WHAT YOU NEED TO DO: Pull out every line from the listing that has the word "Please".

AVAILABLE DATA:
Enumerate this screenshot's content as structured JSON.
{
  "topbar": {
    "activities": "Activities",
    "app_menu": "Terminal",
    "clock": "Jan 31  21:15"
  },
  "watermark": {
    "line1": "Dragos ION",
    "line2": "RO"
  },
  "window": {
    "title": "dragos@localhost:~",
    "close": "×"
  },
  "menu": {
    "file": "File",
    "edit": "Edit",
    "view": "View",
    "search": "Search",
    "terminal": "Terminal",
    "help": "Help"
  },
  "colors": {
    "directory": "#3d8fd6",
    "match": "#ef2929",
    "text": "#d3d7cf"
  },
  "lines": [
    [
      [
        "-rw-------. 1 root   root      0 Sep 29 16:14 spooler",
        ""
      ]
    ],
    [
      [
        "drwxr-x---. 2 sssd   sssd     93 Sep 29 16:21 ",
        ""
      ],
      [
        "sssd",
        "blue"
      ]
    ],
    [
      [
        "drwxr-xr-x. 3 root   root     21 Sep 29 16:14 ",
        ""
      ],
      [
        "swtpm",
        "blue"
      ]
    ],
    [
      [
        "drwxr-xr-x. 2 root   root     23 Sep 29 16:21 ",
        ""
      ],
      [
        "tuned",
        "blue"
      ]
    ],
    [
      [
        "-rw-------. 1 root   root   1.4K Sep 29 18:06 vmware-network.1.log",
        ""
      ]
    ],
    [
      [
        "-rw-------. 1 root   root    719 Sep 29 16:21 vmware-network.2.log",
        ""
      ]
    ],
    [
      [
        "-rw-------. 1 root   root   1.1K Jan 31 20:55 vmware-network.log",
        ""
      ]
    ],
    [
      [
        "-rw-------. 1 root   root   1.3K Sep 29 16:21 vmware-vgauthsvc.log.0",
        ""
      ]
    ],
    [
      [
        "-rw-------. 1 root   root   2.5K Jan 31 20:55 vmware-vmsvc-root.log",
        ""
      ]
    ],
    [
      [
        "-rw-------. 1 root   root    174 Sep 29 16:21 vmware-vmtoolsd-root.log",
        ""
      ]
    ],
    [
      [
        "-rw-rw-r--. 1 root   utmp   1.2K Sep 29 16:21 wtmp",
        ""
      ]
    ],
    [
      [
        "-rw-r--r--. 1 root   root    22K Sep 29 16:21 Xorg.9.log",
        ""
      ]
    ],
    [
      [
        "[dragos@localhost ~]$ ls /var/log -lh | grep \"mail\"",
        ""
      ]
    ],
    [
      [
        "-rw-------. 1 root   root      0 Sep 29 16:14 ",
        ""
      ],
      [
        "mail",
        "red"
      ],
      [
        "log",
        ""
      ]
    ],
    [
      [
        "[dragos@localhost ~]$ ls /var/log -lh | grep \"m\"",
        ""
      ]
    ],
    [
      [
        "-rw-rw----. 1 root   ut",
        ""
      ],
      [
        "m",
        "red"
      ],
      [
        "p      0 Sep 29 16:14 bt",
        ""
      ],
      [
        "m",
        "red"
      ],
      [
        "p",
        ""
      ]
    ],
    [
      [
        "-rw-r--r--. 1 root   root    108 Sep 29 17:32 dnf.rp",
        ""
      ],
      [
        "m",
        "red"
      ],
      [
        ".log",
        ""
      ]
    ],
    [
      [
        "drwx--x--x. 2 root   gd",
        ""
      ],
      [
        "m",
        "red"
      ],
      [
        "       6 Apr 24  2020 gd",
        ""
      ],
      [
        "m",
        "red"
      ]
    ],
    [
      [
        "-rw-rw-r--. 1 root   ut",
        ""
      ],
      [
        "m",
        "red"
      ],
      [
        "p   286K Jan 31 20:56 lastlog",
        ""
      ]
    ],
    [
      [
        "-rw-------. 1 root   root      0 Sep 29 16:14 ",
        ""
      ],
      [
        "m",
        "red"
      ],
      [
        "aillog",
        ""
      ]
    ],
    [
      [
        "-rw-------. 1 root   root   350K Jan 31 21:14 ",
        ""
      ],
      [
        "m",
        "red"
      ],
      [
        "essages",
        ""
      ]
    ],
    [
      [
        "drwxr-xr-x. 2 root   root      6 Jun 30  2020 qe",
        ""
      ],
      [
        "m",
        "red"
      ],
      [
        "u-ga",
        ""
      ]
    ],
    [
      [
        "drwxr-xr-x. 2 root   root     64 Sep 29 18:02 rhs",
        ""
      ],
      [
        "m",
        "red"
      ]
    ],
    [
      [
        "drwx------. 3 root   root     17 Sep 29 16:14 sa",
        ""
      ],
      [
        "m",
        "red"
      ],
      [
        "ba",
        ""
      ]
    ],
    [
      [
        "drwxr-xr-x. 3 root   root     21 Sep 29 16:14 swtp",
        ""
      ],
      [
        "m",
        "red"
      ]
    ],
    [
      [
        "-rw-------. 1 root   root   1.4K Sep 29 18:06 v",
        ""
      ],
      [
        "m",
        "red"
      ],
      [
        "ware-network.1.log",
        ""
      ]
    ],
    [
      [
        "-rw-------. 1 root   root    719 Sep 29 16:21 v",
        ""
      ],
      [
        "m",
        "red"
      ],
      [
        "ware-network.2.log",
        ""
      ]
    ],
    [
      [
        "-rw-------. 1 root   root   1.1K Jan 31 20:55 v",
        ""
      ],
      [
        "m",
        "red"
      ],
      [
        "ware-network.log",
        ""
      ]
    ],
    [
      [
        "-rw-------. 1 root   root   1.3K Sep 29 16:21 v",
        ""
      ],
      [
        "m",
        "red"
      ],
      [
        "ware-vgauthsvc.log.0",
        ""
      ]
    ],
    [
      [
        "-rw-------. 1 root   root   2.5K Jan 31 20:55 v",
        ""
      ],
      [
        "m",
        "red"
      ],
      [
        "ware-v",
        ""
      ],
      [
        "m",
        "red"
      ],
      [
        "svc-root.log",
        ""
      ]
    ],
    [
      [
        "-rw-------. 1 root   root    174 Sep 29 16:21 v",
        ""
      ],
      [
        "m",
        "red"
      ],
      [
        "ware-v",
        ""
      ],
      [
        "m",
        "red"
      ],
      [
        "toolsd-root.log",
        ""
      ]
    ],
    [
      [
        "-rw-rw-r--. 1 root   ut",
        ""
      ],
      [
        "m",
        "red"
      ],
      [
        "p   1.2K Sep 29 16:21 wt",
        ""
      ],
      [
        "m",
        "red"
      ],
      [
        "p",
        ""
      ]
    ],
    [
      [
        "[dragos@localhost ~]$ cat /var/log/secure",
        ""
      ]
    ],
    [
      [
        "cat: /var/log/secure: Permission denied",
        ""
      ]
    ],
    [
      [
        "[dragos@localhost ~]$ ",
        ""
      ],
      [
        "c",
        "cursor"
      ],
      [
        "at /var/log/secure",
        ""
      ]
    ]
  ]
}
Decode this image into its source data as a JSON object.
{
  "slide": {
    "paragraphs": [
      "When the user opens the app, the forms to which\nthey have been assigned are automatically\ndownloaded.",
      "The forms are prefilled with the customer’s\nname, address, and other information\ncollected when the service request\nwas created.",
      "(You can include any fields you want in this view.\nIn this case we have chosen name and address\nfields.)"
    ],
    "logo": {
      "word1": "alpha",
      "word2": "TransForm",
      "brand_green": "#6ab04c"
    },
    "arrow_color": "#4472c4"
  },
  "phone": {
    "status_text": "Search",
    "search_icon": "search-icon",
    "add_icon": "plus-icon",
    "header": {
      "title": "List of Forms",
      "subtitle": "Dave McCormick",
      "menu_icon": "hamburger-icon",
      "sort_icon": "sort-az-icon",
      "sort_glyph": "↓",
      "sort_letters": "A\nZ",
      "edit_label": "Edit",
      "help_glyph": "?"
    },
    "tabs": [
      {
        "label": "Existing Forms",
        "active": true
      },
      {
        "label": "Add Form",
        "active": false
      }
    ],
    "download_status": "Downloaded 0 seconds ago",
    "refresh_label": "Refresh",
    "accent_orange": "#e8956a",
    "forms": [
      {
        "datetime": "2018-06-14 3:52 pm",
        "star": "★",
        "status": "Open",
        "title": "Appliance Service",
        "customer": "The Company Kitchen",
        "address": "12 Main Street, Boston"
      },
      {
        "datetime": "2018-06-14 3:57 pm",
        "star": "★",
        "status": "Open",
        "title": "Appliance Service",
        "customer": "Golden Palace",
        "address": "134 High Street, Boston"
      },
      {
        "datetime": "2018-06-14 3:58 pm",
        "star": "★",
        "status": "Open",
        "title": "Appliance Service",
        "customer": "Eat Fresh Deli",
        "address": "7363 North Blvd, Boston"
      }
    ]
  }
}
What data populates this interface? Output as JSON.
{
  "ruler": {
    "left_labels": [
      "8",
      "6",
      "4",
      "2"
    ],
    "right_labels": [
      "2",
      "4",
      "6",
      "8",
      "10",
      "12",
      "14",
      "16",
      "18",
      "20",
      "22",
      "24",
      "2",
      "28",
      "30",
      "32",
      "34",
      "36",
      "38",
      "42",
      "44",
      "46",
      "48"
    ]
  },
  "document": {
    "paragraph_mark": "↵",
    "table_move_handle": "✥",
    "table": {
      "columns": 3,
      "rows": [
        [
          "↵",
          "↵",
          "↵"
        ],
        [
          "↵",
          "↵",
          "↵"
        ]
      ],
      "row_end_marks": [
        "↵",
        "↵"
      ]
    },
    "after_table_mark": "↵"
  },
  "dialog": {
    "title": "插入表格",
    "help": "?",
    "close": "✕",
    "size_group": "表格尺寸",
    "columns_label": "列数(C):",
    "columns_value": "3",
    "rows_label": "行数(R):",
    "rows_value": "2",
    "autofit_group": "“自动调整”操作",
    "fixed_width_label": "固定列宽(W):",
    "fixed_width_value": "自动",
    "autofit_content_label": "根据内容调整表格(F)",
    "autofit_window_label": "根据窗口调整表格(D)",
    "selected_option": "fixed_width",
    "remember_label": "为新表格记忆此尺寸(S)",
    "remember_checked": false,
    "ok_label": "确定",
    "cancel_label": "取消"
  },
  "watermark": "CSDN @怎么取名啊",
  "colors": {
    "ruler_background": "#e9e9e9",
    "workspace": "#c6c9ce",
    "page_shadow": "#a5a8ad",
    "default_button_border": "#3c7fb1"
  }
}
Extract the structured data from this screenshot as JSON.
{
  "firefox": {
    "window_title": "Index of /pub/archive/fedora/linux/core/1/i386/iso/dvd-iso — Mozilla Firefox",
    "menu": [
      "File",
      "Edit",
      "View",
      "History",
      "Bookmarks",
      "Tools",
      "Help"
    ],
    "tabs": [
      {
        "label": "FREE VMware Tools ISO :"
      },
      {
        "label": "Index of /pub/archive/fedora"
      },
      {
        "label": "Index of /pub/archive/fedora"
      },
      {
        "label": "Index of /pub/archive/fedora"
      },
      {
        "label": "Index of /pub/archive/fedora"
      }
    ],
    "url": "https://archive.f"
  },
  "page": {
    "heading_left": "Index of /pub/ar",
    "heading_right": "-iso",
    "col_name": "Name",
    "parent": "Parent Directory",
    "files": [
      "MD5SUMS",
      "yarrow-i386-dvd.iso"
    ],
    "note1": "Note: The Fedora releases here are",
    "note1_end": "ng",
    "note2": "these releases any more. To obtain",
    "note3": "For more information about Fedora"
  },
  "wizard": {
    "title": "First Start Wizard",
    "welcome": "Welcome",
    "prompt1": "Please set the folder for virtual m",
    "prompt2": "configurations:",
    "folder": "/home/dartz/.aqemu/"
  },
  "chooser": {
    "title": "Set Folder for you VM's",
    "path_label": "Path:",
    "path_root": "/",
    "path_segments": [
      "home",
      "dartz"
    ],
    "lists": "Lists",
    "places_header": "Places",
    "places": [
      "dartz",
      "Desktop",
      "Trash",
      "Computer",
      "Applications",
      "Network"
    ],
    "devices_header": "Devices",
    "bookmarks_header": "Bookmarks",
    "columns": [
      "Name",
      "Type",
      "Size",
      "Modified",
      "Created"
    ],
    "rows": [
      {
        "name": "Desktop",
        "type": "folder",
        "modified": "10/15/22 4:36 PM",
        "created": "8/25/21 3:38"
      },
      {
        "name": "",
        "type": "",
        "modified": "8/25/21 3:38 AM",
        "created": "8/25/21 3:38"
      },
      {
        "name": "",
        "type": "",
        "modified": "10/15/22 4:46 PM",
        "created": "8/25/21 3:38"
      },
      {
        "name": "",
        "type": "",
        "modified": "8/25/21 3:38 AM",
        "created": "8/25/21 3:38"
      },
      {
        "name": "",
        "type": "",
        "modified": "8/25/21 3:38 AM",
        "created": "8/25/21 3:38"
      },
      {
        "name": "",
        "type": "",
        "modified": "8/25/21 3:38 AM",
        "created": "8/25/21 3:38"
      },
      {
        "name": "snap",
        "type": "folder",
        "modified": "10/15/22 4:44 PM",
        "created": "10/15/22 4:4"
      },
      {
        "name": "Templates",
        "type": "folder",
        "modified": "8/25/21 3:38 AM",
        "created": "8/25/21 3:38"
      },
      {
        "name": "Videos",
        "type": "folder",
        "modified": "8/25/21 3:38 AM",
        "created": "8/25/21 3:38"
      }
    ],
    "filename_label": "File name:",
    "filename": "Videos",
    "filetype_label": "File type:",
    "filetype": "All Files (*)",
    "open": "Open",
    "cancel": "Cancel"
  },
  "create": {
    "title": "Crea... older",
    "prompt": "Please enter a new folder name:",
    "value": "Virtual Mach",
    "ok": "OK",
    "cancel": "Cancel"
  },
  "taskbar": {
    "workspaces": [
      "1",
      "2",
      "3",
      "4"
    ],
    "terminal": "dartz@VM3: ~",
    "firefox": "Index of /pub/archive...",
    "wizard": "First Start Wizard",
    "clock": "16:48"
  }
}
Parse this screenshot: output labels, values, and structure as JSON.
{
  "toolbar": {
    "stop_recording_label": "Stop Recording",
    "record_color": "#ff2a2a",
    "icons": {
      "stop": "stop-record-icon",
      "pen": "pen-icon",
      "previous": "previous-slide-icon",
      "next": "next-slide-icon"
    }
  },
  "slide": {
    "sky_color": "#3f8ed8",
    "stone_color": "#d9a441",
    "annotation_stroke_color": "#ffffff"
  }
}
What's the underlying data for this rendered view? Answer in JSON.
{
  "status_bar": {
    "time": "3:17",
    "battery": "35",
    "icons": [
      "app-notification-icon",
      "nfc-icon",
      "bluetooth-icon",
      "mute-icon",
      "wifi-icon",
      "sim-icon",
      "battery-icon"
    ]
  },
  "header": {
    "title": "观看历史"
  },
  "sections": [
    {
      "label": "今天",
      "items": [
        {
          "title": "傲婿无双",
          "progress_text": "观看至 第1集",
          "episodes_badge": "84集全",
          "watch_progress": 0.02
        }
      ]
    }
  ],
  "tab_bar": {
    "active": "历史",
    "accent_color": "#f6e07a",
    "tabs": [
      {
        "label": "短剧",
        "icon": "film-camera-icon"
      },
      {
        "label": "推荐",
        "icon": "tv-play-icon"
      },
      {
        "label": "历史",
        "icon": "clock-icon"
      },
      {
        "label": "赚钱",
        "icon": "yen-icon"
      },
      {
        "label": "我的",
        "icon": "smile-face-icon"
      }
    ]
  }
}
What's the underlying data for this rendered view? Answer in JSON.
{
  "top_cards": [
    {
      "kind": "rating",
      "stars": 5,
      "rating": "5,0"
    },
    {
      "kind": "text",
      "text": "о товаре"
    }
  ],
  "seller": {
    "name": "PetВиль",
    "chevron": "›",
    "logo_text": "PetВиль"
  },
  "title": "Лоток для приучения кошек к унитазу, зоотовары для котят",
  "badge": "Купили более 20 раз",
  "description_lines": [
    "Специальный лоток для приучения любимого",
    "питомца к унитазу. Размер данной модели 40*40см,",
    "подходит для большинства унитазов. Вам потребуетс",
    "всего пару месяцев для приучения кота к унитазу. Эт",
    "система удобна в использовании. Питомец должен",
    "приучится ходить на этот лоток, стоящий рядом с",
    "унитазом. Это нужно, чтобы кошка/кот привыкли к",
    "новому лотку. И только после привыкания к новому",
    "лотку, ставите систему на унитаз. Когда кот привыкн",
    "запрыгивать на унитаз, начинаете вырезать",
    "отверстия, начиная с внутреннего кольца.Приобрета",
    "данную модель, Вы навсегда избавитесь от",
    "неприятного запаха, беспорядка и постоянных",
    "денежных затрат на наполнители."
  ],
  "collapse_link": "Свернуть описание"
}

FINISHED TASK:
    "prompt1": "Please set the folder for virtual m",
    "prompt": "Please enter a new folder name:",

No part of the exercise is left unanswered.